--- Problem statement ---
Your answer should be a single number: the count of lines containing the string "content".

########################################

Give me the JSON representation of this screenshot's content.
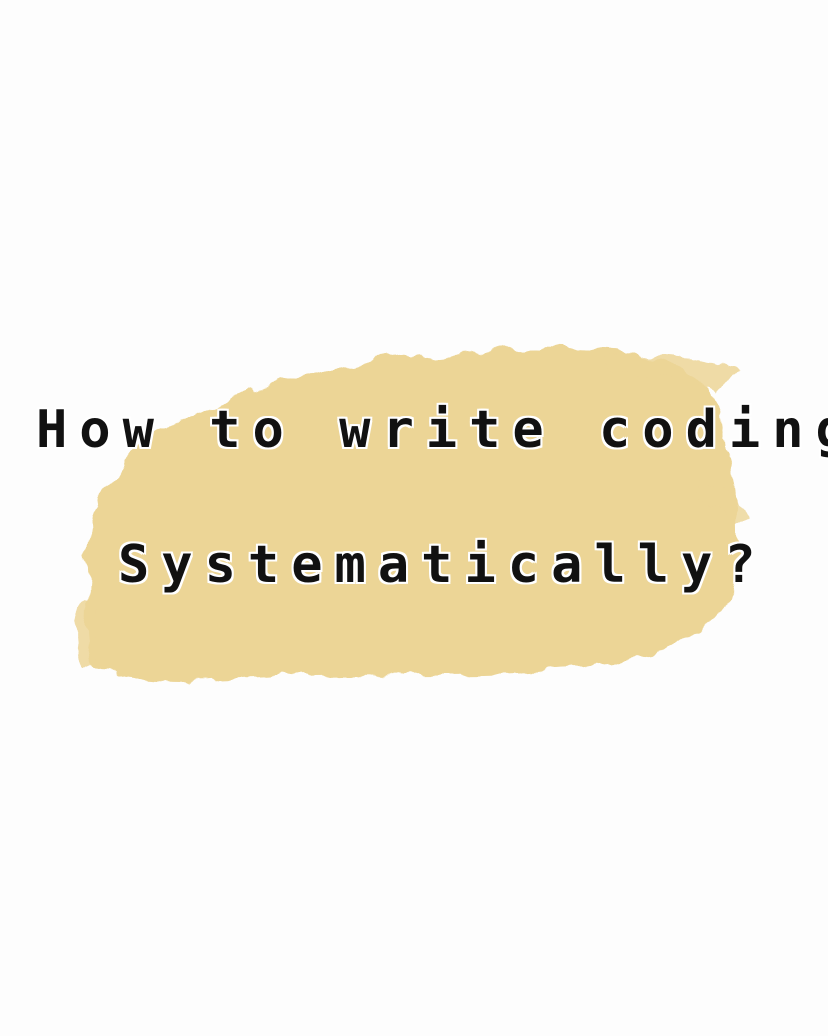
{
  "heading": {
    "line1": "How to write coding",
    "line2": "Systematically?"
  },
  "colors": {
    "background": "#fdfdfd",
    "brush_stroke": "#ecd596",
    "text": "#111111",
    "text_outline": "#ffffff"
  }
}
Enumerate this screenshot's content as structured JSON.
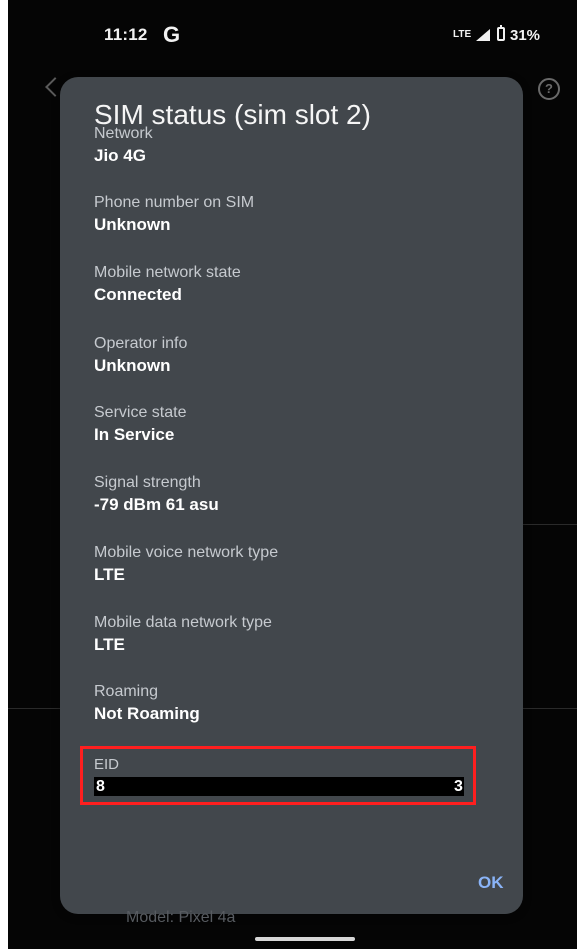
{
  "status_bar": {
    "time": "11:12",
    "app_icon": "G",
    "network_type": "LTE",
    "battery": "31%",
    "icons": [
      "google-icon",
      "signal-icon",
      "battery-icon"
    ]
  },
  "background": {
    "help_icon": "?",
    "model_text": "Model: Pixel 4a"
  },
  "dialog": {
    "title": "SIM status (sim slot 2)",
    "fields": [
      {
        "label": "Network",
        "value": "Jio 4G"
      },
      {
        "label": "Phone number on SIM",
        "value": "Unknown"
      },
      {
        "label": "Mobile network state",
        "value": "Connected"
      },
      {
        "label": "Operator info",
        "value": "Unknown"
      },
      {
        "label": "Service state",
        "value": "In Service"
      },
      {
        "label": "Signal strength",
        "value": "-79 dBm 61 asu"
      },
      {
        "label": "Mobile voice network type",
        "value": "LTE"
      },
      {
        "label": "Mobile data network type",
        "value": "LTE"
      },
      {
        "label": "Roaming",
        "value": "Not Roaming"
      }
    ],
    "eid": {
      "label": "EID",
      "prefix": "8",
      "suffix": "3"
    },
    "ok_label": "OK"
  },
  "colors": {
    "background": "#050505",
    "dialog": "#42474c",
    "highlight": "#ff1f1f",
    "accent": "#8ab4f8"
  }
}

########################################

--- Output of the task ---
2